• Objective
Below is a listing; copy all of it exactly.

• Data
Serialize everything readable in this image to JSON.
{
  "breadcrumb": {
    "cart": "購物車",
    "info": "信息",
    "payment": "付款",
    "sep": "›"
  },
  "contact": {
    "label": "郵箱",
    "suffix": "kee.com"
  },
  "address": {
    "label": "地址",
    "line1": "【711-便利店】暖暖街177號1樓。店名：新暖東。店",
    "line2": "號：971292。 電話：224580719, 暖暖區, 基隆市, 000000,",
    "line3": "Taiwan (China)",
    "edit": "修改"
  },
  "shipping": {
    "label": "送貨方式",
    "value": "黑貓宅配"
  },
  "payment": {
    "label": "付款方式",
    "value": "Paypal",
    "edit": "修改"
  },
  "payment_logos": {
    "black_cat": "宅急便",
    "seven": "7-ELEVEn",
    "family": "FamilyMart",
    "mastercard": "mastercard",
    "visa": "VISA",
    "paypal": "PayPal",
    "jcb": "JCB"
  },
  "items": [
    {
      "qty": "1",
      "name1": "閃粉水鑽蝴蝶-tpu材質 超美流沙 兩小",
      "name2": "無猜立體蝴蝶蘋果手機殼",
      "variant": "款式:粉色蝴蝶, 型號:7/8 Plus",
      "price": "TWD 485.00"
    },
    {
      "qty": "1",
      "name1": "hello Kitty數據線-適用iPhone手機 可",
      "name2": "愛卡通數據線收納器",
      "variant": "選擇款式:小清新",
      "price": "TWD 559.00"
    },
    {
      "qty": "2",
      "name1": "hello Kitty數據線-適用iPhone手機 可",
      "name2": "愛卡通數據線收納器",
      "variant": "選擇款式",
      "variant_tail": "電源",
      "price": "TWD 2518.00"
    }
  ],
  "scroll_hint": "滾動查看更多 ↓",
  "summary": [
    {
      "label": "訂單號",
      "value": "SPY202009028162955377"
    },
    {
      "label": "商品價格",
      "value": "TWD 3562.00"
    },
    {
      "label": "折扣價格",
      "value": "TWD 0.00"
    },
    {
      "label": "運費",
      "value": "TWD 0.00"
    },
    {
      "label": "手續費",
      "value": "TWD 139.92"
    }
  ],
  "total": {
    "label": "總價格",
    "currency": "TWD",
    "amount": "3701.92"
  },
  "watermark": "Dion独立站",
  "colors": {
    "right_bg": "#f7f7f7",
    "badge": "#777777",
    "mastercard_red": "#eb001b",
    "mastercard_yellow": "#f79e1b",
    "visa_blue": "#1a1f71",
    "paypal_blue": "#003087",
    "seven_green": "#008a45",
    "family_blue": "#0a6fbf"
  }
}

• Result of the exercise
Serialize everything readable in this image to JSON.
{
  "breadcrumb": {
    "cart": "購物車",
    "info": "信息",
    "payment": "付款",
    "sep": "›"
  },
  "contact": {
    "label": "郵箱",
    "suffix": "kee.com"
  },
  "address": {
    "label": "地址",
    "line1": "【711-便利店】暖暖街177號1樓。店名：新暖東。店",
    "line2": "號：971292。 電話：224580719, 暖暖區, 基隆市, 000000,",
    "line3": "Taiwan (China)",
    "edit": "修改"
  },
  "shipping": {
    "label": "送貨方式",
    "value": "黑貓宅配"
  },
  "payment": {
    "label": "付款方式",
    "value": "Paypal",
    "edit": "修改"
  },
  "payment_logos": {
    "black_cat": "宅急便",
    "seven": "7-ELEVEn",
    "family": "FamilyMart",
    "mastercard": "mastercard",
    "visa": "VISA",
    "paypal": "PayPal",
    "jcb": "JCB"
  },
  "items": [
    {
      "qty": "1",
      "name1": "閃粉水鑽蝴蝶-tpu材質 超美流沙 兩小",
      "name2": "無猜立體蝴蝶蘋果手機殼",
      "variant": "款式:粉色蝴蝶, 型號:7/8 Plus",
      "price": "TWD 485.00"
    },
    {
      "qty": "1",
      "name1": "hello Kitty數據線-適用iPhone手機 可",
      "name2": "愛卡通數據線收納器",
      "variant": "選擇款式:小清新",
      "price": "TWD 559.00"
    },
    {
      "qty": "2",
      "name1": "hello Kitty數據線-適用iPhone手機 可",
      "name2": "愛卡通數據線收納器",
      "variant": "選擇款式",
      "variant_tail": "電源",
      "price": "TWD 2518.00"
    }
  ],
  "scroll_hint": "滾動查看更多 ↓",
  "summary": [
    {
      "label": "訂單號",
      "value": "SPY202009028162955377"
    },
    {
      "label": "商品價格",
      "value": "TWD 3562.00"
    },
    {
      "label": "折扣價格",
      "value": "TWD 0.00"
    },
    {
      "label": "運費",
      "value": "TWD 0.00"
    },
    {
      "label": "手續費",
      "value": "TWD 139.92"
    }
  ],
  "total": {
    "label": "總價格",
    "currency": "TWD",
    "amount": "3701.92"
  },
  "watermark": "Dion独立站",
  "colors": {
    "right_bg": "#f7f7f7",
    "badge": "#777777",
    "mastercard_red": "#eb001b",
    "mastercard_yellow": "#f79e1b",
    "visa_blue": "#1a1f71",
    "paypal_blue": "#003087",
    "seven_green": "#008a45",
    "family_blue": "#0a6fbf"
  }
}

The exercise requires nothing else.